Objective —
Provide only the number of lines in the listing that contain the string "мероприятий".

=====

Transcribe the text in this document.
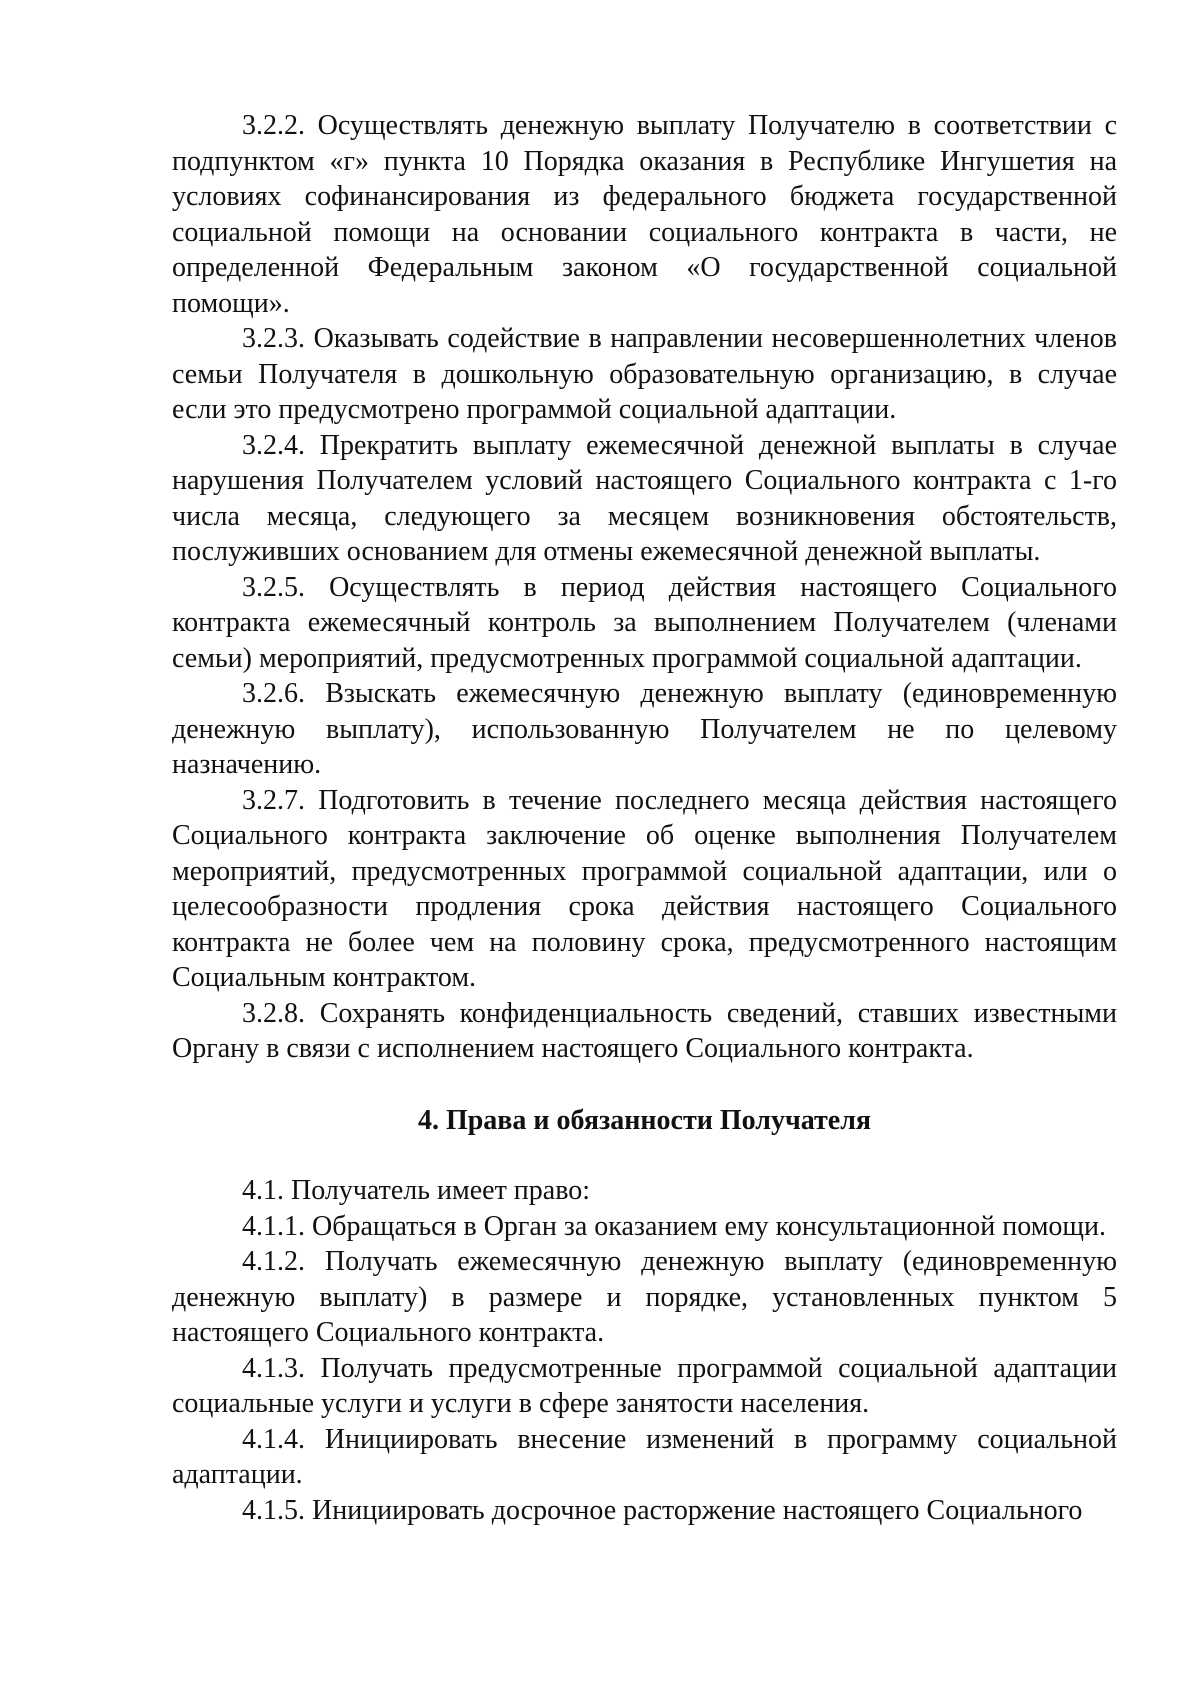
3.2.2. Осуществлять денежную выплату Получателю в соответствии с подпунктом «г» пункта 10 Порядка оказания в Республике Ингушетия на условиях софинансирования из федерального бюджета государственной социальной помощи на основании социального контракта в части, не определенной Федеральным законом «О государственной социальной помощи».

3.2.3. Оказывать содействие в направлении несовершеннолетних членов семьи Получателя в дошкольную образовательную организацию, в случае если это предусмотрено программой социальной адаптации.

3.2.4. Прекратить выплату ежемесячной денежной выплаты в случае нарушения Получателем условий настоящего Социального контракта с 1-го числа месяца, следующего за месяцем возникновения обстоятельств, послуживших основанием для отмены ежемесячной денежной выплаты.

3.2.5. Осуществлять в период действия настоящего Социального контракта ежемесячный контроль за выполнением Получателем (членами семьи) мероприятий, предусмотренных программой социальной адаптации.

3.2.6. Взыскать ежемесячную денежную выплату (единовременную денежную выплату), использованную Получателем не по целевому назначению.

3.2.7. Подготовить в течение последнего месяца действия настоящего Социального контракта заключение об оценке выполнения Получателем мероприятий, предусмотренных программой социальной адаптации, или о целесообразности продления срока действия настоящего Социального контракта не более чем на половину срока, предусмотренного настоящим Социальным контрактом.

3.2.8. Сохранять конфиденциальность сведений, ставших известными Органу в связи с исполнением настоящего Социального контракта.

4. Права и обязанности Получателя

4.1. Получатель имеет право:

4.1.1. Обращаться в Орган за оказанием ему консультационной помощи.

4.1.2. Получать ежемесячную денежную выплату (единовременную денежную выплату) в размере и порядке, установленных пунктом 5 настоящего Социального контракта.

4.1.3. Получать предусмотренные программой социальной адаптации социальные услуги и услуги в сфере занятости населения.

4.1.4. Инициировать внесение изменений в программу социальной адаптации.

4.1.5. Инициировать досрочное расторжение настоящего Социального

=====

Finished answer —
2